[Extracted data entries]
<<<<

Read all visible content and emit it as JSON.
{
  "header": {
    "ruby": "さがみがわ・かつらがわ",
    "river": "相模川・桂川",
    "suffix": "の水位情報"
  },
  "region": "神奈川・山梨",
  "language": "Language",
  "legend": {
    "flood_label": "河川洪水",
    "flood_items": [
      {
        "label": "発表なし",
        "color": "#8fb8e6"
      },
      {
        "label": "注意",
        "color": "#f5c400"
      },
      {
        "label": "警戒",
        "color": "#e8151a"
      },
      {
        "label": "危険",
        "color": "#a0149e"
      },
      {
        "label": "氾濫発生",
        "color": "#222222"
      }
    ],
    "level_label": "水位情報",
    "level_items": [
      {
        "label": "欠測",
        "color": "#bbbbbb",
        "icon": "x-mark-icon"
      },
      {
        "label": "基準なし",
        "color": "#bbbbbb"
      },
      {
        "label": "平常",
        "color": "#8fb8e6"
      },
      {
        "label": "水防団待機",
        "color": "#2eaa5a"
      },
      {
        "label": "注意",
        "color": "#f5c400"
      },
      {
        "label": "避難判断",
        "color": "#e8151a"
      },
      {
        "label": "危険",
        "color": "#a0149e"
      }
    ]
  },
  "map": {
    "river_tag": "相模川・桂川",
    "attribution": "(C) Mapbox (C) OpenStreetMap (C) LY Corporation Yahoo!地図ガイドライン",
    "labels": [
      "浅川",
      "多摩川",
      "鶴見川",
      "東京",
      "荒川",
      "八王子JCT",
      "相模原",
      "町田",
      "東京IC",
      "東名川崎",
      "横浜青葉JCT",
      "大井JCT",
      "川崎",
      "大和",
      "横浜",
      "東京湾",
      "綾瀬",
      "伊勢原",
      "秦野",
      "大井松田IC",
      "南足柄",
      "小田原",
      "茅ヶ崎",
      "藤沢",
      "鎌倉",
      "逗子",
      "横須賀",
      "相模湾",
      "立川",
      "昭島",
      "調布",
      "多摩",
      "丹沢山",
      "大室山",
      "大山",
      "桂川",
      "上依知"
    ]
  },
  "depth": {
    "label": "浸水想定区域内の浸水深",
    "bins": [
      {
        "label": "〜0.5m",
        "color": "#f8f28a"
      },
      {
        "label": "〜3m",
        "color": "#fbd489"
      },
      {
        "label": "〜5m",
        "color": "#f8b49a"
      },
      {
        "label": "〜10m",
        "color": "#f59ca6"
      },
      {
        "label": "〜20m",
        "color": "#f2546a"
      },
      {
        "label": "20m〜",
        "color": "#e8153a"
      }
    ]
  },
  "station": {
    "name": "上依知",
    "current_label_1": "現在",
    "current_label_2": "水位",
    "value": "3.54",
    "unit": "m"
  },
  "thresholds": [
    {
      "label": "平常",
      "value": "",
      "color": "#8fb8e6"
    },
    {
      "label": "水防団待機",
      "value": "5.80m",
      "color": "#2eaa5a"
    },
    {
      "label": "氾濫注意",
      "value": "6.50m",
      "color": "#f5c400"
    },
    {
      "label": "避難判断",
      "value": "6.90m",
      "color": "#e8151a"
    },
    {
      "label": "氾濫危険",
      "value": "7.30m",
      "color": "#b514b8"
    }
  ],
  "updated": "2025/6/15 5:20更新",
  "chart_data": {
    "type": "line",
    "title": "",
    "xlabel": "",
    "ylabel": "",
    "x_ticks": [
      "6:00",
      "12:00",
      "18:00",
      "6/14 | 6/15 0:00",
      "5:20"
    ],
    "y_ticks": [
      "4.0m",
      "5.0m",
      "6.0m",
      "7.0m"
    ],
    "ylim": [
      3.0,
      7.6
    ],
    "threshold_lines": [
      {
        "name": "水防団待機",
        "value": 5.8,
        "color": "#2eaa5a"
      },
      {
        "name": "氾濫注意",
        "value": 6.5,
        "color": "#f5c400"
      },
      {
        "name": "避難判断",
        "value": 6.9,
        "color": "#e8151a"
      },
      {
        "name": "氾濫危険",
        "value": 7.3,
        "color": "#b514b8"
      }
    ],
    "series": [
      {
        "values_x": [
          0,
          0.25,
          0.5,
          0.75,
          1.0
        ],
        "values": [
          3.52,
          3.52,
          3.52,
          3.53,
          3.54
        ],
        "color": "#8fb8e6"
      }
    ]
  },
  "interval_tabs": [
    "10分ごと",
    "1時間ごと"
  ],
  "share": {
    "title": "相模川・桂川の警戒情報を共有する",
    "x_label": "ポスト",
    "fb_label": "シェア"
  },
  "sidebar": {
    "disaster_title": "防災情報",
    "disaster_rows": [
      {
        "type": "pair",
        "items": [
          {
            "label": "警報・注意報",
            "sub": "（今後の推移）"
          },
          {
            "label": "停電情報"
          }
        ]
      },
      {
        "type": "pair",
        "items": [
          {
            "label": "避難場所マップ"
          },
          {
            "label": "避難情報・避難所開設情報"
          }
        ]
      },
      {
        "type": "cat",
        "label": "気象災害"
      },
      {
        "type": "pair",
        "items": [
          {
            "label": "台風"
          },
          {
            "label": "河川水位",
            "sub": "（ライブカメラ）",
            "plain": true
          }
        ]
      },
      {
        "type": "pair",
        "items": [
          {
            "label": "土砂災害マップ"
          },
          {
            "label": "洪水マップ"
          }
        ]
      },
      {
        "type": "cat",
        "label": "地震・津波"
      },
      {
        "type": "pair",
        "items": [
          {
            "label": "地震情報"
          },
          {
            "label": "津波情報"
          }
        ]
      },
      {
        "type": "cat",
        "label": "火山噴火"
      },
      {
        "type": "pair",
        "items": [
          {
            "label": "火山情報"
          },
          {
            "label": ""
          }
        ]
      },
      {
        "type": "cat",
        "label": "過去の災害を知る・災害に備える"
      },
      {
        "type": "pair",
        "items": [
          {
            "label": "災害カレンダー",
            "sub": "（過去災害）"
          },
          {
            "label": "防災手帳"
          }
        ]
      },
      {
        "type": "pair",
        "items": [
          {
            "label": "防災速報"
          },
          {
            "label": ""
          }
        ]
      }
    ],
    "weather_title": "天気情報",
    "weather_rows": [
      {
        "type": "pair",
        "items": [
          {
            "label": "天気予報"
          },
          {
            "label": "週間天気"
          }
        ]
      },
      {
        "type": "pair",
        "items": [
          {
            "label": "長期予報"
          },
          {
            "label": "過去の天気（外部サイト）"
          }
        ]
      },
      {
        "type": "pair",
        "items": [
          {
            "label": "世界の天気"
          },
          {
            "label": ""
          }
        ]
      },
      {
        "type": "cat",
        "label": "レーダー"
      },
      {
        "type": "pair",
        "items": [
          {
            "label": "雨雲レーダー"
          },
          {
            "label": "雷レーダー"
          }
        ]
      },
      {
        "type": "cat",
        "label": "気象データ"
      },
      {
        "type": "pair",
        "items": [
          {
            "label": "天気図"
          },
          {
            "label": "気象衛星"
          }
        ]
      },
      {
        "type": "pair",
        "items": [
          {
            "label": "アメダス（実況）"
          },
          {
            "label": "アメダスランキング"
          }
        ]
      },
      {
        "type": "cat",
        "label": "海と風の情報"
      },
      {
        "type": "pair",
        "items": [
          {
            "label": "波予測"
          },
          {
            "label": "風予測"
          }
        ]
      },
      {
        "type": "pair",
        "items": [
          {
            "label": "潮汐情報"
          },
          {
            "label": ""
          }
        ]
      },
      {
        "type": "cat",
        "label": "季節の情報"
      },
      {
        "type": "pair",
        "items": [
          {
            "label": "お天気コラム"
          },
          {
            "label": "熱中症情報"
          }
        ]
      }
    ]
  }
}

>>>>

DIRECTIONS. Extract the listing in its entirety and repeat it exactly.

ANSWER FOR THIS EXERCISE.
Read all visible content and emit it as JSON.
{
  "header": {
    "ruby": "さがみがわ・かつらがわ",
    "river": "相模川・桂川",
    "suffix": "の水位情報"
  },
  "region": "神奈川・山梨",
  "language": "Language",
  "legend": {
    "flood_label": "河川洪水",
    "flood_items": [
      {
        "label": "発表なし",
        "color": "#8fb8e6"
      },
      {
        "label": "注意",
        "color": "#f5c400"
      },
      {
        "label": "警戒",
        "color": "#e8151a"
      },
      {
        "label": "危険",
        "color": "#a0149e"
      },
      {
        "label": "氾濫発生",
        "color": "#222222"
      }
    ],
    "level_label": "水位情報",
    "level_items": [
      {
        "label": "欠測",
        "color": "#bbbbbb",
        "icon": "x-mark-icon"
      },
      {
        "label": "基準なし",
        "color": "#bbbbbb"
      },
      {
        "label": "平常",
        "color": "#8fb8e6"
      },
      {
        "label": "水防団待機",
        "color": "#2eaa5a"
      },
      {
        "label": "注意",
        "color": "#f5c400"
      },
      {
        "label": "避難判断",
        "color": "#e8151a"
      },
      {
        "label": "危険",
        "color": "#a0149e"
      }
    ]
  },
  "map": {
    "river_tag": "相模川・桂川",
    "attribution": "(C) Mapbox (C) OpenStreetMap (C) LY Corporation Yahoo!地図ガイドライン",
    "labels": [
      "浅川",
      "多摩川",
      "鶴見川",
      "東京",
      "荒川",
      "八王子JCT",
      "相模原",
      "町田",
      "東京IC",
      "東名川崎",
      "横浜青葉JCT",
      "大井JCT",
      "川崎",
      "大和",
      "横浜",
      "東京湾",
      "綾瀬",
      "伊勢原",
      "秦野",
      "大井松田IC",
      "南足柄",
      "小田原",
      "茅ヶ崎",
      "藤沢",
      "鎌倉",
      "逗子",
      "横須賀",
      "相模湾",
      "立川",
      "昭島",
      "調布",
      "多摩",
      "丹沢山",
      "大室山",
      "大山",
      "桂川",
      "上依知"
    ]
  },
  "depth": {
    "label": "浸水想定区域内の浸水深",
    "bins": [
      {
        "label": "〜0.5m",
        "color": "#f8f28a"
      },
      {
        "label": "〜3m",
        "color": "#fbd489"
      },
      {
        "label": "〜5m",
        "color": "#f8b49a"
      },
      {
        "label": "〜10m",
        "color": "#f59ca6"
      },
      {
        "label": "〜20m",
        "color": "#f2546a"
      },
      {
        "label": "20m〜",
        "color": "#e8153a"
      }
    ]
  },
  "station": {
    "name": "上依知",
    "current_label_1": "現在",
    "current_label_2": "水位",
    "value": "3.54",
    "unit": "m"
  },
  "thresholds": [
    {
      "label": "平常",
      "value": "",
      "color": "#8fb8e6"
    },
    {
      "label": "水防団待機",
      "value": "5.80m",
      "color": "#2eaa5a"
    },
    {
      "label": "氾濫注意",
      "value": "6.50m",
      "color": "#f5c400"
    },
    {
      "label": "避難判断",
      "value": "6.90m",
      "color": "#e8151a"
    },
    {
      "label": "氾濫危険",
      "value": "7.30m",
      "color": "#b514b8"
    }
  ],
  "updated": "2025/6/15 5:20更新",
  "chart_data": {
    "type": "line",
    "title": "",
    "xlabel": "",
    "ylabel": "",
    "x_ticks": [
      "6:00",
      "12:00",
      "18:00",
      "6/14 | 6/15 0:00",
      "5:20"
    ],
    "y_ticks": [
      "4.0m",
      "5.0m",
      "6.0m",
      "7.0m"
    ],
    "ylim": [
      3.0,
      7.6
    ],
    "threshold_lines": [
      {
        "name": "水防団待機",
        "value": 5.8,
        "color": "#2eaa5a"
      },
      {
        "name": "氾濫注意",
        "value": 6.5,
        "color": "#f5c400"
      },
      {
        "name": "避難判断",
        "value": 6.9,
        "color": "#e8151a"
      },
      {
        "name": "氾濫危険",
        "value": 7.3,
        "color": "#b514b8"
      }
    ],
    "series": [
      {
        "values_x": [
          0,
          0.25,
          0.5,
          0.75,
          1.0
        ],
        "values": [
          3.52,
          3.52,
          3.52,
          3.53,
          3.54
        ],
        "color": "#8fb8e6"
      }
    ]
  },
  "interval_tabs": [
    "10分ごと",
    "1時間ごと"
  ],
  "share": {
    "title": "相模川・桂川の警戒情報を共有する",
    "x_label": "ポスト",
    "fb_label": "シェア"
  },
  "sidebar": {
    "disaster_title": "防災情報",
    "disaster_rows": [
      {
        "type": "pair",
        "items": [
          {
            "label": "警報・注意報",
            "sub": "（今後の推移）"
          },
          {
            "label": "停電情報"
          }
        ]
      },
      {
        "type": "pair",
        "items": [
          {
            "label": "避難場所マップ"
          },
          {
            "label": "避難情報・避難所開設情報"
          }
        ]
      },
      {
        "type": "cat",
        "label": "気象災害"
      },
      {
        "type": "pair",
        "items": [
          {
            "label": "台風"
          },
          {
            "label": "河川水位",
            "sub": "（ライブカメラ）",
            "plain": true
          }
        ]
      },
      {
        "type": "pair",
        "items": [
          {
            "label": "土砂災害マップ"
          },
          {
            "label": "洪水マップ"
          }
        ]
      },
      {
        "type": "cat",
        "label": "地震・津波"
      },
      {
        "type": "pair",
        "items": [
          {
            "label": "地震情報"
          },
          {
            "label": "津波情報"
          }
        ]
      },
      {
        "type": "cat",
        "label": "火山噴火"
      },
      {
        "type": "pair",
        "items": [
          {
            "label": "火山情報"
          },
          {
            "label": ""
          }
        ]
      },
      {
        "type": "cat",
        "label": "過去の災害を知る・災害に備える"
      },
      {
        "type": "pair",
        "items": [
          {
            "label": "災害カレンダー",
            "sub": "（過去災害）"
          },
          {
            "label": "防災手帳"
          }
        ]
      },
      {
        "type": "pair",
        "items": [
          {
            "label": "防災速報"
          },
          {
            "label": ""
          }
        ]
      }
    ],
    "weather_title": "天気情報",
    "weather_rows": [
      {
        "type": "pair",
        "items": [
          {
            "label": "天気予報"
          },
          {
            "label": "週間天気"
          }
        ]
      },
      {
        "type": "pair",
        "items": [
          {
            "label": "長期予報"
          },
          {
            "label": "過去の天気（外部サイト）"
          }
        ]
      },
      {
        "type": "pair",
        "items": [
          {
            "label": "世界の天気"
          },
          {
            "label": ""
          }
        ]
      },
      {
        "type": "cat",
        "label": "レーダー"
      },
      {
        "type": "pair",
        "items": [
          {
            "label": "雨雲レーダー"
          },
          {
            "label": "雷レーダー"
          }
        ]
      },
      {
        "type": "cat",
        "label": "気象データ"
      },
      {
        "type": "pair",
        "items": [
          {
            "label": "天気図"
          },
          {
            "label": "気象衛星"
          }
        ]
      },
      {
        "type": "pair",
        "items": [
          {
            "label": "アメダス（実況）"
          },
          {
            "label": "アメダスランキング"
          }
        ]
      },
      {
        "type": "cat",
        "label": "海と風の情報"
      },
      {
        "type": "pair",
        "items": [
          {
            "label": "波予測"
          },
          {
            "label": "風予測"
          }
        ]
      },
      {
        "type": "pair",
        "items": [
          {
            "label": "潮汐情報"
          },
          {
            "label": ""
          }
        ]
      },
      {
        "type": "cat",
        "label": "季節の情報"
      },
      {
        "type": "pair",
        "items": [
          {
            "label": "お天気コラム"
          },
          {
            "label": "熱中症情報"
          }
        ]
      }
    ]
  }
}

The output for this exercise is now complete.